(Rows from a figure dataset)
[start]
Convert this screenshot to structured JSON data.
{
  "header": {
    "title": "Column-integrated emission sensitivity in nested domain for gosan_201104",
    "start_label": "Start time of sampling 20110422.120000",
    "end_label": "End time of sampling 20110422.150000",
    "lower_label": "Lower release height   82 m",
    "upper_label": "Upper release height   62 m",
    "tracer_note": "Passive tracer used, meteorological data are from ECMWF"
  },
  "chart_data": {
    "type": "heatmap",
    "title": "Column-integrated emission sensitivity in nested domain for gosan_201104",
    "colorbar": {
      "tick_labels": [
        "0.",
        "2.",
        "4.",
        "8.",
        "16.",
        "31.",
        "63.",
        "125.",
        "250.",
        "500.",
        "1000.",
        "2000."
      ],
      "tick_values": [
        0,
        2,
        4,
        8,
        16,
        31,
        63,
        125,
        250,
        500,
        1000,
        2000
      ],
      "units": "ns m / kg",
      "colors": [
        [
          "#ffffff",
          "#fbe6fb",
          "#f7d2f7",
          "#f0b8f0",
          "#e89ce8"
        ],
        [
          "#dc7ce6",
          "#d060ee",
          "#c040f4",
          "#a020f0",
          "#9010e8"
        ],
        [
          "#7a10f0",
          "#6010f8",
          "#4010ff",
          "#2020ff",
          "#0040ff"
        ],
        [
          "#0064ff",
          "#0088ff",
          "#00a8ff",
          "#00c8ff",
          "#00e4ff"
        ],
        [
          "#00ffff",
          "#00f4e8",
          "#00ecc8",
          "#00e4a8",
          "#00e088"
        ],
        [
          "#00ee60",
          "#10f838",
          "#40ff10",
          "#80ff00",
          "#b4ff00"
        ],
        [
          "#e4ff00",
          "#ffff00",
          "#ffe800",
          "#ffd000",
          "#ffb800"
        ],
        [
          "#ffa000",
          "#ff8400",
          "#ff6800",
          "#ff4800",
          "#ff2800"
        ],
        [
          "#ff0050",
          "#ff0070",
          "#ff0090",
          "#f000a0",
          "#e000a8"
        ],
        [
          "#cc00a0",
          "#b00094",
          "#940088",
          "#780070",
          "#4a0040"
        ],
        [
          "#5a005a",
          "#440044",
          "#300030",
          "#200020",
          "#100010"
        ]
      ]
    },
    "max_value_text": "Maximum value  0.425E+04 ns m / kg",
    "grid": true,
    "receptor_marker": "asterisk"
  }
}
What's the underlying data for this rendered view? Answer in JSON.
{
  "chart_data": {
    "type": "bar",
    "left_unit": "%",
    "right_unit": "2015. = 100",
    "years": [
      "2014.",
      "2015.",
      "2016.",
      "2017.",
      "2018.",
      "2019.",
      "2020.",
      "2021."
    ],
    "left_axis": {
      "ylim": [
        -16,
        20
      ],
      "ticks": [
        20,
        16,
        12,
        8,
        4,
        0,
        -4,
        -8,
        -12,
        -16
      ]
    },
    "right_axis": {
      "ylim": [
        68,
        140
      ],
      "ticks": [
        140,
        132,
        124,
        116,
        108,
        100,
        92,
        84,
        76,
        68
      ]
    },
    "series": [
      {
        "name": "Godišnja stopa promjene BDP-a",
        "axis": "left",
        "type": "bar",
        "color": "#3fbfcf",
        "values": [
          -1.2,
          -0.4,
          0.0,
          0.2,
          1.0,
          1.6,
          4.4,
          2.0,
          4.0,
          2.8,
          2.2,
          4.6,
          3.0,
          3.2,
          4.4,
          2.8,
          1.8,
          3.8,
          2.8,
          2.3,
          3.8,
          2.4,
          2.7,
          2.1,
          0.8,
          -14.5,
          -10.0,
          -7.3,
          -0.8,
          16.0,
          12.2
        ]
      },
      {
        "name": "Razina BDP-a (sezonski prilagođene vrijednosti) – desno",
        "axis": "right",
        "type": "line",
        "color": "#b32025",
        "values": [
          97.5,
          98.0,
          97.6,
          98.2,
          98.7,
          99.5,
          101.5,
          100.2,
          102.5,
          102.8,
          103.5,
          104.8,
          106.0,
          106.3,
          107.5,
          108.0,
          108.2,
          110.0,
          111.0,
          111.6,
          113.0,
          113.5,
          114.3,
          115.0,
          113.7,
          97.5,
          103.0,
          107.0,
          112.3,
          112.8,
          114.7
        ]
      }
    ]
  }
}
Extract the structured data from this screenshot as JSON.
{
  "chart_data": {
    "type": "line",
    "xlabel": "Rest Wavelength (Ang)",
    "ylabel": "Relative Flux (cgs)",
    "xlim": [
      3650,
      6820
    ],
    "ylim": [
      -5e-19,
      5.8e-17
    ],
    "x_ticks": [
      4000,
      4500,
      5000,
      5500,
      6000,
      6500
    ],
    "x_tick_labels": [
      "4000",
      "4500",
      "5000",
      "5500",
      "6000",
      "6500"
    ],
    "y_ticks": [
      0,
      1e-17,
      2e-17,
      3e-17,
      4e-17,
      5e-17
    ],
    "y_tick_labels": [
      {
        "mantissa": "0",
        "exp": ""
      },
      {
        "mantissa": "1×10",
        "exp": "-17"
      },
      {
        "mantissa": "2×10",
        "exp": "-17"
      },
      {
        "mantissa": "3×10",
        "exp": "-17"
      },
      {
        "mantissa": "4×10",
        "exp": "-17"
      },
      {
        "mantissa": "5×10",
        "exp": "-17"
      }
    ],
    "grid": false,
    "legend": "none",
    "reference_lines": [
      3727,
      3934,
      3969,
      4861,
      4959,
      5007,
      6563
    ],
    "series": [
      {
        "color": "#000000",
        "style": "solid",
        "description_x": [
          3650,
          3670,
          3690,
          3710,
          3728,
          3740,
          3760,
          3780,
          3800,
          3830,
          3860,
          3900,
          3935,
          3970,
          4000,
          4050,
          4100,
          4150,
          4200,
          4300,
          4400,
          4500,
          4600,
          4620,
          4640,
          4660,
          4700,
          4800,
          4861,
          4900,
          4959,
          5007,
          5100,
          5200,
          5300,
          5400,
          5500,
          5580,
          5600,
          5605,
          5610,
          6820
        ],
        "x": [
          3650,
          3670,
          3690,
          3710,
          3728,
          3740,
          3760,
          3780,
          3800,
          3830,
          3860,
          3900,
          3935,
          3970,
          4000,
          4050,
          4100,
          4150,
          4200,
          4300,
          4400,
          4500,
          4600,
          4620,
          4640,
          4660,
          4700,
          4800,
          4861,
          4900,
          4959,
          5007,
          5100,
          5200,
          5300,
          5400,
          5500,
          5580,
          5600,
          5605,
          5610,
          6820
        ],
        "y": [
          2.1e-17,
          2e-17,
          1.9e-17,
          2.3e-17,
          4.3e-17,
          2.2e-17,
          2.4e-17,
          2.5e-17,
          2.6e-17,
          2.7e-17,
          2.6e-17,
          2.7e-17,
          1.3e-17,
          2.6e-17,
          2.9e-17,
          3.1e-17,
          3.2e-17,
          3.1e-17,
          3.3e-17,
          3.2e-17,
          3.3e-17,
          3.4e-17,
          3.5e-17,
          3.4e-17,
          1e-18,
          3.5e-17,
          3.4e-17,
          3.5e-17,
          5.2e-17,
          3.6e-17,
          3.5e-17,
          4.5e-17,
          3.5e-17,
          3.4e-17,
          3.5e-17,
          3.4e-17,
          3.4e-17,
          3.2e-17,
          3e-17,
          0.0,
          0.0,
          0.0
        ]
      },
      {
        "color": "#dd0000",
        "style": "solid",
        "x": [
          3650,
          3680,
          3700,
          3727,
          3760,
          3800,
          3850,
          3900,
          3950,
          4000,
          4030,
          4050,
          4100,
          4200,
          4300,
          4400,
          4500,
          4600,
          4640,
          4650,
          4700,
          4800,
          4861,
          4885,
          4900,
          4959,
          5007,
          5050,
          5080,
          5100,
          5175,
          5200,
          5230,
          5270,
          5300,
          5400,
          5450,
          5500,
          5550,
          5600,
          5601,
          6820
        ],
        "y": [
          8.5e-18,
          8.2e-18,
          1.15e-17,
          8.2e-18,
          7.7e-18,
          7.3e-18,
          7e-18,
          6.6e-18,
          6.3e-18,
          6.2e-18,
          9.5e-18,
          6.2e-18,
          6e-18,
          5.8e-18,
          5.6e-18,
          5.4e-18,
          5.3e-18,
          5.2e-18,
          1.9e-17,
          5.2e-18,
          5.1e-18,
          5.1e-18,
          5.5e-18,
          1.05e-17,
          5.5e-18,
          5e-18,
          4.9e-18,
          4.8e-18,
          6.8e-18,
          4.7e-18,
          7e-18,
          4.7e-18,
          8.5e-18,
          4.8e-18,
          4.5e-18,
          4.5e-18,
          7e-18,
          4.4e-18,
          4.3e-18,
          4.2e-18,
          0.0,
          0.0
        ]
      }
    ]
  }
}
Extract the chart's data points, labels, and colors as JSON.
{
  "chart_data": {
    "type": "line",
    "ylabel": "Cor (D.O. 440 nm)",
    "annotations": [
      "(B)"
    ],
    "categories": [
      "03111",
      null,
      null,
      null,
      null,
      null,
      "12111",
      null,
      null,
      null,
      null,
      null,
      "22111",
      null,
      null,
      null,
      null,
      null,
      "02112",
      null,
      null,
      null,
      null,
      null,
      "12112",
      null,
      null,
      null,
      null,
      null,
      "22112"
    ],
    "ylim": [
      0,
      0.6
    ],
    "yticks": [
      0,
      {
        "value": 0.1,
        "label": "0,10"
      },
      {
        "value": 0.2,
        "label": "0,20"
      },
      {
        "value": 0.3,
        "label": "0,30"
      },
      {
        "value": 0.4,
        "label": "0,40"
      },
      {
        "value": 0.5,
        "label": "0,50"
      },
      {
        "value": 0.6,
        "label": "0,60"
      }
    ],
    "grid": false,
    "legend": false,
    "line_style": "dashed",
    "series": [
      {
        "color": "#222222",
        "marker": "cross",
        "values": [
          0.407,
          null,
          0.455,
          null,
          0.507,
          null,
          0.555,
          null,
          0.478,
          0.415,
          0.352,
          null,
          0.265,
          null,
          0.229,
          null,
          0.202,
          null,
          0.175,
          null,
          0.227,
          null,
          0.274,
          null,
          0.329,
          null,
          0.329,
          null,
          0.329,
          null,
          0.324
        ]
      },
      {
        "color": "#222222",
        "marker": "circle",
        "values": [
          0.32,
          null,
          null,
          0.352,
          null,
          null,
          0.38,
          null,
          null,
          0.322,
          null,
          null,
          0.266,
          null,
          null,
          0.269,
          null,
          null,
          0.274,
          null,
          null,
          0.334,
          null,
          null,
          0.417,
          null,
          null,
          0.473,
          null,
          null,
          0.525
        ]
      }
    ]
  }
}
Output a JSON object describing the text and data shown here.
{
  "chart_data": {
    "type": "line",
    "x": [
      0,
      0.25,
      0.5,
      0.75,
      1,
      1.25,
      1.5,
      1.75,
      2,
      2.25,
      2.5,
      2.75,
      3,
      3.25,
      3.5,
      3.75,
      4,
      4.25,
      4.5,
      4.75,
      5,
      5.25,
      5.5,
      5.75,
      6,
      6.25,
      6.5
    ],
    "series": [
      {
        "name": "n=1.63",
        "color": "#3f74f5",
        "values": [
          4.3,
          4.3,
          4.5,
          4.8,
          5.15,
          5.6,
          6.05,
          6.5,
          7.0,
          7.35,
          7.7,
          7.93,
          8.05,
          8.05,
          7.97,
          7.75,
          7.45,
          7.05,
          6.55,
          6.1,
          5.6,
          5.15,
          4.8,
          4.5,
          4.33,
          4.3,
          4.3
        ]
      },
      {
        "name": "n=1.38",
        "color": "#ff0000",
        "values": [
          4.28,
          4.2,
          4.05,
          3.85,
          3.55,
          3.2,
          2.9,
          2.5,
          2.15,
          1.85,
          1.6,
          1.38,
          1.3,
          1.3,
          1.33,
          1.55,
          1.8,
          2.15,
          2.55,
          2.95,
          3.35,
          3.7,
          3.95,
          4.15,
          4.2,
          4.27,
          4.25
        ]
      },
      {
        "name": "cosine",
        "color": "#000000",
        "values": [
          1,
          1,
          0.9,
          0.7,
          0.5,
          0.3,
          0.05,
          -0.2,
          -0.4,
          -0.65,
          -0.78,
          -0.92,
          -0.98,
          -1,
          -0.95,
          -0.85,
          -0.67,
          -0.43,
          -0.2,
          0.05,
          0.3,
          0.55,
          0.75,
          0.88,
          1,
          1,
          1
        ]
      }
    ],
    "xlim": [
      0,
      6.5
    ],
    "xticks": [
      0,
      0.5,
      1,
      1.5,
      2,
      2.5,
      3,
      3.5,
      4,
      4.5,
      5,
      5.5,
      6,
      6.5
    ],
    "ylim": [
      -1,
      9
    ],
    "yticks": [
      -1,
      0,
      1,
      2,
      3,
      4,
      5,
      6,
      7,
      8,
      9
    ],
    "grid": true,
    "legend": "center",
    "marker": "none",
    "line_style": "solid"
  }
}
[end]
> _JOB_:
Lines that hold "Extract" are the ones to copy; find all of them.

> _FINAL RESULT_:
Extract the structured data from this screenshot as JSON.
Extract the chart's data points, labels, and colors as JSON.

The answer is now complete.